[Collected data]
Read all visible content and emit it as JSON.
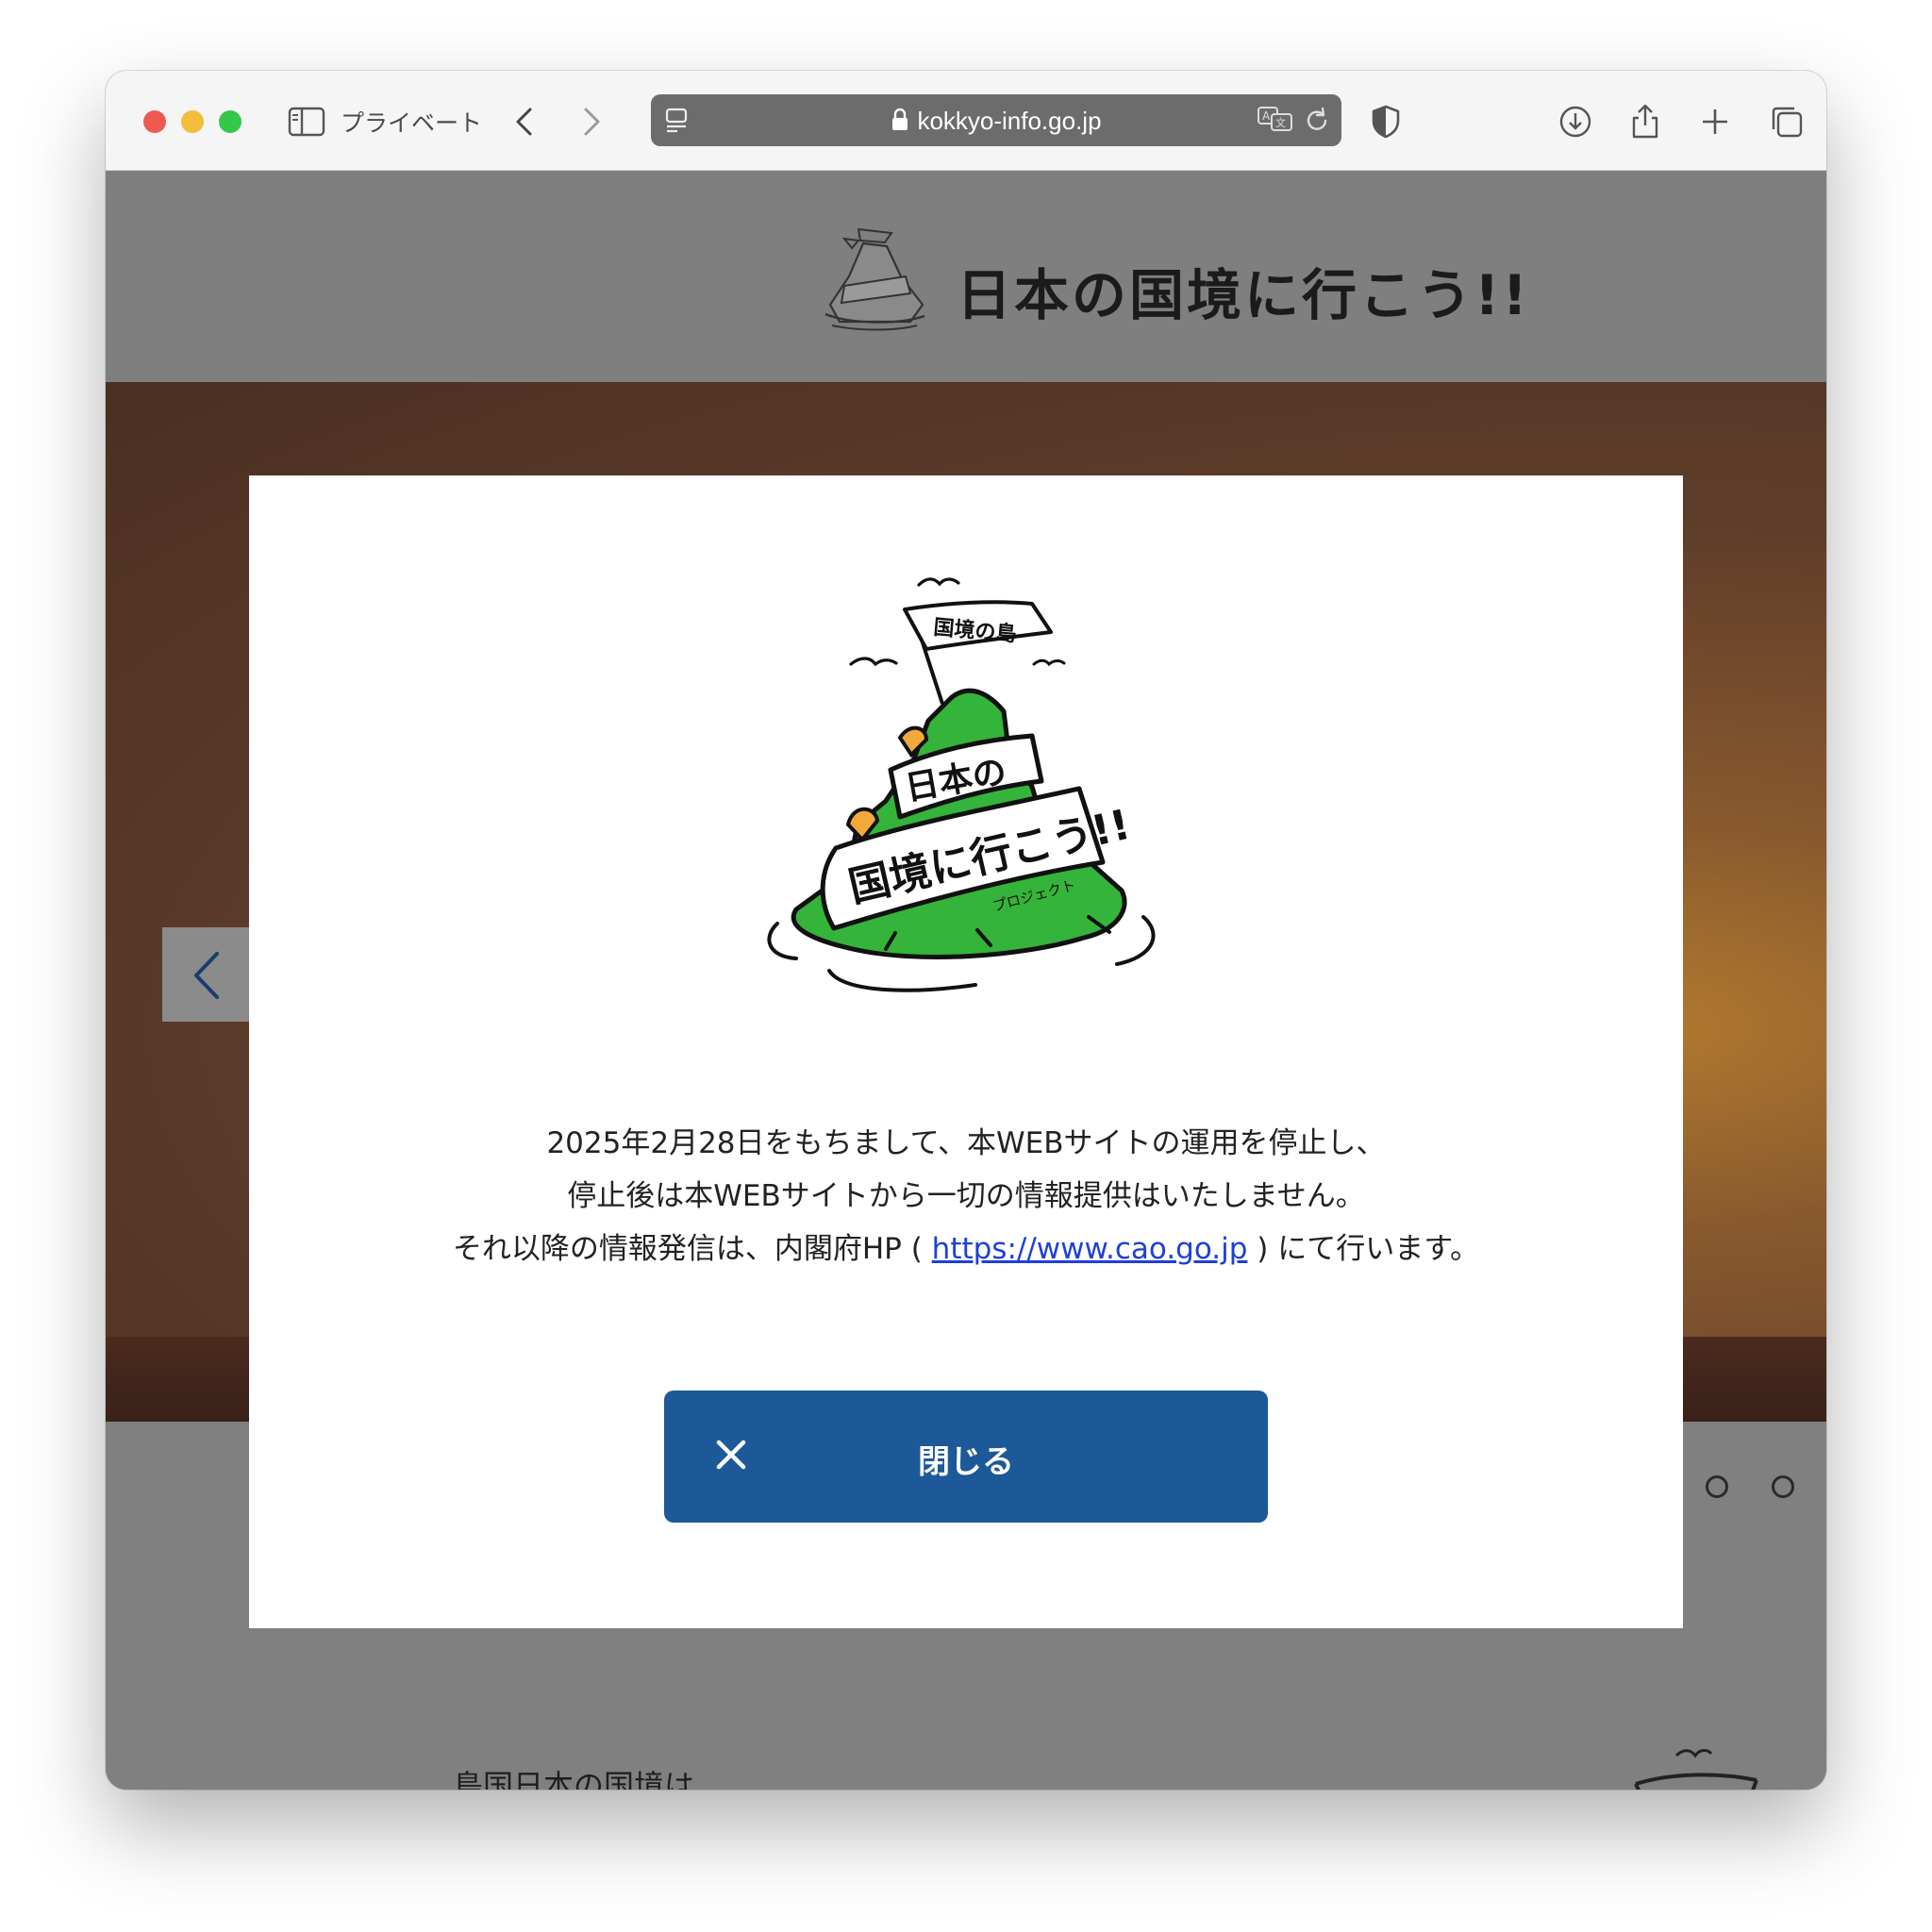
{
  "browser": {
    "private_label": "プライベート",
    "url": "kokkyo-info.go.jp",
    "traffic_lights": {
      "close": "#ee5a52",
      "minimize": "#f4bd3a",
      "zoom": "#34c84a"
    },
    "icons": [
      "sidebar-icon",
      "back-chevron-icon",
      "forward-chevron-icon",
      "page-menu-icon",
      "lock-icon",
      "translate-icon",
      "reload-icon",
      "privacy-shield-icon",
      "download-icon",
      "share-icon",
      "new-tab-icon",
      "tab-overview-icon"
    ]
  },
  "site": {
    "title": "日本の国境に行こう!!",
    "intro_heading": "島国日本の国境は"
  },
  "modal": {
    "logo_flag_text": "国境の島",
    "logo_banner_top": "日本の",
    "logo_banner_main": "国境に行こう!!",
    "logo_banner_sub": "プロジェクト",
    "message_line1": "2025年2月28日をもちまして、本WEBサイトの運用を停止し、",
    "message_line2": "停止後は本WEBサイトから一切の情報提供はいたしません。",
    "message_line3_prefix": "それ以降の情報発信は、内閣府HP ( ",
    "message_link": "https://www.cao.go.jp",
    "message_line3_suffix": " ) にて行います。",
    "close_label": "閉じる",
    "close_button_color": "#1d5899"
  },
  "colors": {
    "overlay": "#808080",
    "link": "#1f3fd8",
    "logo_green": "#34b43a",
    "logo_orange": "#f2a93b"
  }
}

Aim
Copy the listing word for word, excluding its pictures.

Exercise result
Read all visible content and emit it as JSON.
{
  "browser": {
    "private_label": "プライベート",
    "url": "kokkyo-info.go.jp",
    "traffic_lights": {
      "close": "#ee5a52",
      "minimize": "#f4bd3a",
      "zoom": "#34c84a"
    },
    "icons": [
      "sidebar-icon",
      "back-chevron-icon",
      "forward-chevron-icon",
      "page-menu-icon",
      "lock-icon",
      "translate-icon",
      "reload-icon",
      "privacy-shield-icon",
      "download-icon",
      "share-icon",
      "new-tab-icon",
      "tab-overview-icon"
    ]
  },
  "site": {
    "title": "日本の国境に行こう!!",
    "intro_heading": "島国日本の国境は"
  },
  "modal": {
    "logo_flag_text": "国境の島",
    "logo_banner_top": "日本の",
    "logo_banner_main": "国境に行こう!!",
    "logo_banner_sub": "プロジェクト",
    "message_line1": "2025年2月28日をもちまして、本WEBサイトの運用を停止し、",
    "message_line2": "停止後は本WEBサイトから一切の情報提供はいたしません。",
    "message_line3_prefix": "それ以降の情報発信は、内閣府HP ( ",
    "message_link": "https://www.cao.go.jp",
    "message_line3_suffix": " ) にて行います。",
    "close_label": "閉じる",
    "close_button_color": "#1d5899"
  },
  "colors": {
    "overlay": "#808080",
    "link": "#1f3fd8",
    "logo_green": "#34b43a",
    "logo_orange": "#f2a93b"
  }
}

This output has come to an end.